- [Task to complete]:
Extract every line that contains the string "structured".

====== Data records ======

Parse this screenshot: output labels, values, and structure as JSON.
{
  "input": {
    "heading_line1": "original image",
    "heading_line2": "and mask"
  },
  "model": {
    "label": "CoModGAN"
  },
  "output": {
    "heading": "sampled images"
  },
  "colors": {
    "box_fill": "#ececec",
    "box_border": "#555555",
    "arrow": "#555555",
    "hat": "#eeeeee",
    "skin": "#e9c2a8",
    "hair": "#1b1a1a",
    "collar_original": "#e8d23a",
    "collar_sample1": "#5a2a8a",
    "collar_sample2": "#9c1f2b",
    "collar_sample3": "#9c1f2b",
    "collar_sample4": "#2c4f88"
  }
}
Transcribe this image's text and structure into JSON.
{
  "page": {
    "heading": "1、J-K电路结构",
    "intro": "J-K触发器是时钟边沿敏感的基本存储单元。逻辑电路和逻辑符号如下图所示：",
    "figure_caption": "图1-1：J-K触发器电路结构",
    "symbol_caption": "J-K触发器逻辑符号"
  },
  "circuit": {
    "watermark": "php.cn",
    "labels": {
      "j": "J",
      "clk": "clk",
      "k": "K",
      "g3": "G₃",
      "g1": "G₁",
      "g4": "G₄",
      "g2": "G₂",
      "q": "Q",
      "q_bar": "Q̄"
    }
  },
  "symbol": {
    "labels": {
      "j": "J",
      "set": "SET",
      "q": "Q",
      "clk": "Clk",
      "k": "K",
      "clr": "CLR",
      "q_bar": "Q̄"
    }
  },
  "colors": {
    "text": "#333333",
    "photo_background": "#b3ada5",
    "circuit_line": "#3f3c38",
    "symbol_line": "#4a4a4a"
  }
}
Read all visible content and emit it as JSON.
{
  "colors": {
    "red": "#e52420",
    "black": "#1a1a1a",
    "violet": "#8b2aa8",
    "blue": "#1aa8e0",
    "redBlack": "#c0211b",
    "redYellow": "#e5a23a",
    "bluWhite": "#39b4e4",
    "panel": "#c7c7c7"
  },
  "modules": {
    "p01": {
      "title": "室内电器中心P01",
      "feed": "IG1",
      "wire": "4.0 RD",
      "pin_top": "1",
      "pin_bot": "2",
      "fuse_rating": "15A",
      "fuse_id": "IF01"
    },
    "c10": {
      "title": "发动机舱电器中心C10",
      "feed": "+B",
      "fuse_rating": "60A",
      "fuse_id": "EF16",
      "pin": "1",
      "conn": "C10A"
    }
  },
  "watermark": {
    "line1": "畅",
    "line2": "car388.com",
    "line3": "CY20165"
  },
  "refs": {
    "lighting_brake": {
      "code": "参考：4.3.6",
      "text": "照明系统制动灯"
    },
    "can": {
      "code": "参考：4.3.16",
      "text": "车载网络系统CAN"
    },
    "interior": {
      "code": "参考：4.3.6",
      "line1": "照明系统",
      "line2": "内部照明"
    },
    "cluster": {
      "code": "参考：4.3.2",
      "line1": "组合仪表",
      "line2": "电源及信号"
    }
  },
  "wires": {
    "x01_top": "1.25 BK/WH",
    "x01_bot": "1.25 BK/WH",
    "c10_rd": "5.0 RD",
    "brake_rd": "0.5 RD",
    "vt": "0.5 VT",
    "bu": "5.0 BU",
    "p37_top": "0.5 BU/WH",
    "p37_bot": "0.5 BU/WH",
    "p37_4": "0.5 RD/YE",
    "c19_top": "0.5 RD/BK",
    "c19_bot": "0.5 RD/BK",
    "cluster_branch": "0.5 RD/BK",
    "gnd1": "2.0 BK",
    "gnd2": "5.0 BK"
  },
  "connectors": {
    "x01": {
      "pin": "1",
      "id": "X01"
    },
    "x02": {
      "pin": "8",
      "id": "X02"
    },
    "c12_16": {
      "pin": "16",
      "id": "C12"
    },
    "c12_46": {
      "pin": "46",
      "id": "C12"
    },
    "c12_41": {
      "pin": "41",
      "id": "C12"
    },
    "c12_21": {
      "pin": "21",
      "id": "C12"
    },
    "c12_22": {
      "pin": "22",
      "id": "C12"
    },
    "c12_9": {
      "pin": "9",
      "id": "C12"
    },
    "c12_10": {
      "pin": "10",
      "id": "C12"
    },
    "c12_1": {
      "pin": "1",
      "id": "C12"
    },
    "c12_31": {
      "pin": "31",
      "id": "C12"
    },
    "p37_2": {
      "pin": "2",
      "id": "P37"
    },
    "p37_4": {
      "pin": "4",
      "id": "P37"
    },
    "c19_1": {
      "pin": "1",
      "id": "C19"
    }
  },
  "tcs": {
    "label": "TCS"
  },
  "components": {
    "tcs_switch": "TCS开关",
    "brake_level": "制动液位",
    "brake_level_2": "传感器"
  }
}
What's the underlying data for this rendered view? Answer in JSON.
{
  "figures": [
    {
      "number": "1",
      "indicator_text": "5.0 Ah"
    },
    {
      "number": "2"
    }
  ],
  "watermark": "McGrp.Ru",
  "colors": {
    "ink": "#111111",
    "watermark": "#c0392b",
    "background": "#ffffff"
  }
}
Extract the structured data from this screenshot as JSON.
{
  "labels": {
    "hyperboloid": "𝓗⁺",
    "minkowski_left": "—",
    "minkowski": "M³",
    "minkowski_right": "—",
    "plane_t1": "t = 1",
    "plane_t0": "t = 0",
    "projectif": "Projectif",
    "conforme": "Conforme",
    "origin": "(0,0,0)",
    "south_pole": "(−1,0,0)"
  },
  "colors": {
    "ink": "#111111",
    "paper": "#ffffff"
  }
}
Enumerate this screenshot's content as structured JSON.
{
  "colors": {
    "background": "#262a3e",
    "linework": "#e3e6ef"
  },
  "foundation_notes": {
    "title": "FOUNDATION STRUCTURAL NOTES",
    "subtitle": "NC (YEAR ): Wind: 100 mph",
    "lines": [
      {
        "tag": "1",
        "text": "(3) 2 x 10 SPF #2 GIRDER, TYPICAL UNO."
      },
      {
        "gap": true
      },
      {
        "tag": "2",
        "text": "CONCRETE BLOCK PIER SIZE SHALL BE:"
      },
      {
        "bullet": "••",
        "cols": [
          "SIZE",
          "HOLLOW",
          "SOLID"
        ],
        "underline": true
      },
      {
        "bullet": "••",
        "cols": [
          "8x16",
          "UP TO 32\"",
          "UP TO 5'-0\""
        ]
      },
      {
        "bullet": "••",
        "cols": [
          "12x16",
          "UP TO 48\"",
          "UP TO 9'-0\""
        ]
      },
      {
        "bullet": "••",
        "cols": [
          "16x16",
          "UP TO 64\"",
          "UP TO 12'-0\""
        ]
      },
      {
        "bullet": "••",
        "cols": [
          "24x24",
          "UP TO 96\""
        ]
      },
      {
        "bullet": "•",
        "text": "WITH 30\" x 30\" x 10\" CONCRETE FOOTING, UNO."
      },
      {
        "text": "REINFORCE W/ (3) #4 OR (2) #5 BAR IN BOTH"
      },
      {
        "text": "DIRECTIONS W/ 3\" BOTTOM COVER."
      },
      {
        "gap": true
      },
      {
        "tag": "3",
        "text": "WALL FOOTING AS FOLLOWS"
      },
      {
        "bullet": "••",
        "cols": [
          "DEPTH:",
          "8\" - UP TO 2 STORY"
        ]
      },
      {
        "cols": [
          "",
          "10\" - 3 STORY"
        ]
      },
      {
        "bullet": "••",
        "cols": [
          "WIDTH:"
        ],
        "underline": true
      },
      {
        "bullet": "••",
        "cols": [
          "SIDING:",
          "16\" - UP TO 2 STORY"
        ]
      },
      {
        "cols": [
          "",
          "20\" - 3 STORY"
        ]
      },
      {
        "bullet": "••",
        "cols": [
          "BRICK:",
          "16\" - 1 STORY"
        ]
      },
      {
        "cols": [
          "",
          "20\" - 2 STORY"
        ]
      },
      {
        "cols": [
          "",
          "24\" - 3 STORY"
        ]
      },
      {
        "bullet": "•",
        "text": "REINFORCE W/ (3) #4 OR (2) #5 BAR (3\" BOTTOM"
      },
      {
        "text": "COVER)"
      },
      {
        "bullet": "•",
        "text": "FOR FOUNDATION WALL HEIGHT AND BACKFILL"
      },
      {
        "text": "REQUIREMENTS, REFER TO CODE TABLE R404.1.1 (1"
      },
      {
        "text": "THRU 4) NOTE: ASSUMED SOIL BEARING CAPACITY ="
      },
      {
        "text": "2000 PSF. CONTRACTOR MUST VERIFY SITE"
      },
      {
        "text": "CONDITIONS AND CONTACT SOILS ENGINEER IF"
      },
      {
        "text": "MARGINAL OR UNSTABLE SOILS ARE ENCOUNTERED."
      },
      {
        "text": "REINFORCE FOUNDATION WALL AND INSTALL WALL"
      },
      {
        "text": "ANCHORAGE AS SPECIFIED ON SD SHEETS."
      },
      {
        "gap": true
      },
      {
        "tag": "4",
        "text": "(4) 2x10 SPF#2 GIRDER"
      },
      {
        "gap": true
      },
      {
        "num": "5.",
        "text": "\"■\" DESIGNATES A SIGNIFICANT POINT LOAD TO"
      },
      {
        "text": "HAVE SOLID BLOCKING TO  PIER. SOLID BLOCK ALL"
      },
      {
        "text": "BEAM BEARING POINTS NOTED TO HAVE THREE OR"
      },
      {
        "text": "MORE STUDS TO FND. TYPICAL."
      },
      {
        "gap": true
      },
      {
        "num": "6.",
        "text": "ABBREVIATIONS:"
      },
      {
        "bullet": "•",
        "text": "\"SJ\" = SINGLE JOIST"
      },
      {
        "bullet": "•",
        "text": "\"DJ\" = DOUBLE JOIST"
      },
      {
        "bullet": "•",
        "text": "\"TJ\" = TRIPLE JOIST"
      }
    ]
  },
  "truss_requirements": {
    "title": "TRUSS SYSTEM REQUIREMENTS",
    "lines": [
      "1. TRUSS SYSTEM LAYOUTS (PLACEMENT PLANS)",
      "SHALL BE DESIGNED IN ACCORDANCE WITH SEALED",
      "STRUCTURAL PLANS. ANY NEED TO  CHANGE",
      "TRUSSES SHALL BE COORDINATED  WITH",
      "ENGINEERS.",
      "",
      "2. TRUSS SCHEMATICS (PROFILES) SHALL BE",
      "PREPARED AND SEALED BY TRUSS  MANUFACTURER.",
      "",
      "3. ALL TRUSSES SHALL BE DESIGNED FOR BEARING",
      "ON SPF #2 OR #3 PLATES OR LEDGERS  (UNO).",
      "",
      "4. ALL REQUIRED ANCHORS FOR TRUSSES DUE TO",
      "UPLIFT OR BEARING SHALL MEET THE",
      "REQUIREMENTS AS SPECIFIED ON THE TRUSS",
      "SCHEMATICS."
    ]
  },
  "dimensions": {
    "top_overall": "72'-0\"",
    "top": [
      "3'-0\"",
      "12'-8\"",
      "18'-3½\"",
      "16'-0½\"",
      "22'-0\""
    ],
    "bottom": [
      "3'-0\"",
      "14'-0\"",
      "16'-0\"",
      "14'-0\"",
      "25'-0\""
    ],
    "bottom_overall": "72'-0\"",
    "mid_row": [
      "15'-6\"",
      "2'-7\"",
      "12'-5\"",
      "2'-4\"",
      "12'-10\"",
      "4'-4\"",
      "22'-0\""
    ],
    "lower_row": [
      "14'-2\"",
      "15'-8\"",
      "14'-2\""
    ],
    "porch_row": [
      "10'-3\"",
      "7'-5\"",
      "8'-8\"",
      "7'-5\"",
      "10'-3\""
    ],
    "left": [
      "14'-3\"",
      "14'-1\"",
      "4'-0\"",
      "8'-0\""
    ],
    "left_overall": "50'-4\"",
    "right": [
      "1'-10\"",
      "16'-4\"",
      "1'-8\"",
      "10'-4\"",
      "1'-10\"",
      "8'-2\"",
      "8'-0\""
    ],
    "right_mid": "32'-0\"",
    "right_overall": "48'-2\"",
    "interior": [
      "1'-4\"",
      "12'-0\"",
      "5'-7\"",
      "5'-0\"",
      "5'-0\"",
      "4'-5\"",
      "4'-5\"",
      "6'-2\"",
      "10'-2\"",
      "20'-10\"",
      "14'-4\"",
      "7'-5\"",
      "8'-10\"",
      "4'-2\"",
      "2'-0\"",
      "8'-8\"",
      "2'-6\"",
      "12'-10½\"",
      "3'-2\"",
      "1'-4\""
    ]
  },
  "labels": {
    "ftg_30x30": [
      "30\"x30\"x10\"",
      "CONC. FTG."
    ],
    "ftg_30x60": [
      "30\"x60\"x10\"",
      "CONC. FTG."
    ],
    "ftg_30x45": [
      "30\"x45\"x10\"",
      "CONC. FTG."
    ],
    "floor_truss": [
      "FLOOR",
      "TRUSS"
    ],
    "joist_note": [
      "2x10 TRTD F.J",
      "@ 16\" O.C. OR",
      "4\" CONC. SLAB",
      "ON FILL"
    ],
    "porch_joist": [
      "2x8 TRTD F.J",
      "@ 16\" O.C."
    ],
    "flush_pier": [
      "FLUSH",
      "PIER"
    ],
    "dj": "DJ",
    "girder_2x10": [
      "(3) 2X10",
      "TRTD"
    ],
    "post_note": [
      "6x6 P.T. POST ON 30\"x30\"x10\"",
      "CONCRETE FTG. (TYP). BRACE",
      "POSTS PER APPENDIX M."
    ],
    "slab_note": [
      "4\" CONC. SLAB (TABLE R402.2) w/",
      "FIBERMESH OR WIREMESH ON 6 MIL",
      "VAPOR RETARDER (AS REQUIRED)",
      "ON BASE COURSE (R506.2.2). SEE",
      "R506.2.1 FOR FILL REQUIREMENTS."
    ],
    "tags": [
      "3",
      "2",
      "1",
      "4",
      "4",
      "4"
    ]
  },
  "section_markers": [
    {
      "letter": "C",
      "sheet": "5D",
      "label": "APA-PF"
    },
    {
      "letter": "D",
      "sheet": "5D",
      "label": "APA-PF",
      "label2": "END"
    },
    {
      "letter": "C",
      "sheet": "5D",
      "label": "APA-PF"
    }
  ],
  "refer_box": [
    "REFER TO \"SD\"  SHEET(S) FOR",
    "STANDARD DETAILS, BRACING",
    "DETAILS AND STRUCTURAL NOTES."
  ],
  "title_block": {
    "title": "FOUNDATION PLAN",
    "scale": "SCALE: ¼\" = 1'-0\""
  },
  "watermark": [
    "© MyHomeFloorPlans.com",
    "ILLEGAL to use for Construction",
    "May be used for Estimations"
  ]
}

======

- [Written solution]:
Extract the structured data from this screenshot as JSON.
Enumerate this screenshot's content as structured JSON.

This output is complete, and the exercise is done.